══ Working data
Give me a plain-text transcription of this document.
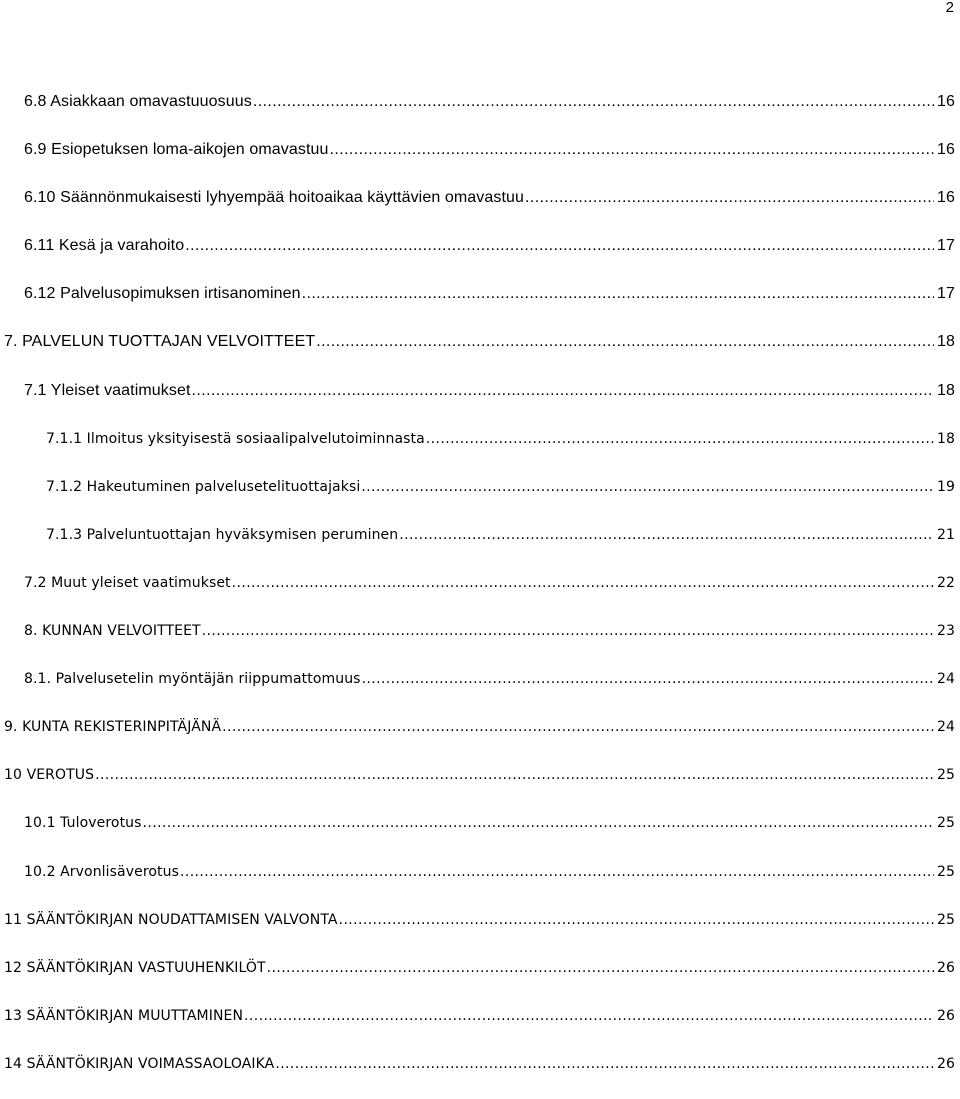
2
6.8 Asiakkaan omavastuuosuus .....	16
6.9 Esiopetuksen loma-aikojen omavastuu .....	16
6.10 Säännönmukaisesti lyhyempää hoitoaikaa käyttävien omavastuu .....	16
6.11 Kesä ja varahoito .....	17
6.12 Palvelusopimuksen irtisanominen .....	17
7. PALVELUN TUOTTAJAN VELVOITTEET .....	18
7.1 Yleiset vaatimukset .....	18
7.1.1 Ilmoitus yksityisestä sosiaalipalvelutoiminnasta .....	18
7.1.2 Hakeutuminen palvelusetelituottajaksi .....	19
7.1.3 Palveluntuottajan hyväksymisen peruminen .....	21
7.2 Muut yleiset vaatimukset .....	22
8. KUNNAN VELVOITTEET .....	23
8.1. Palvelusetelin myöntäjän riippumattomuus .....	24
9. KUNTA REKISTERINPITÄJÄNÄ .....	24
10 VEROTUS .....	25
10.1 Tuloverotus .....	25
10.2 Arvonlisäverotus .....	25
11 SÄÄNTÖKIRJAN NOUDATTAMISEN VALVONTA .....	25
12 SÄÄNTÖKIRJAN VASTUUHENKILÖT .....	26
13 SÄÄNTÖKIRJAN MUUTTAMINEN .....	26
14 SÄÄNTÖKIRJAN VOIMASSAOLOAIKA .....	26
════
Task directions: Extract every line of the data exactly; pictures stay out.

Output:
Give me a plain-text transcription of this document.
2
6.8 Asiakkaan omavastuuosuus .....	16
6.9 Esiopetuksen loma-aikojen omavastuu .....	16
6.10 Säännönmukaisesti lyhyempää hoitoaikaa käyttävien omavastuu .....	16
6.11 Kesä ja varahoito .....	17
6.12 Palvelusopimuksen irtisanominen .....	17
7. PALVELUN TUOTTAJAN VELVOITTEET .....	18
7.1 Yleiset vaatimukset .....	18
7.1.1 Ilmoitus yksityisestä sosiaalipalvelutoiminnasta .....	18
7.1.2 Hakeutuminen palvelusetelituottajaksi .....	19
7.1.3 Palveluntuottajan hyväksymisen peruminen .....	21
7.2 Muut yleiset vaatimukset .....	22
8. KUNNAN VELVOITTEET .....	23
8.1. Palvelusetelin myöntäjän riippumattomuus .....	24
9. KUNTA REKISTERINPITÄJÄNÄ .....	24
10 VEROTUS .....	25
10.1 Tuloverotus .....	25
10.2 Arvonlisäverotus .....	25
11 SÄÄNTÖKIRJAN NOUDATTAMISEN VALVONTA .....	25
12 SÄÄNTÖKIRJAN VASTUUHENKILÖT .....	26
13 SÄÄNTÖKIRJAN MUUTTAMINEN .....	26
14 SÄÄNTÖKIRJAN VOIMASSAOLOAIKA .....	26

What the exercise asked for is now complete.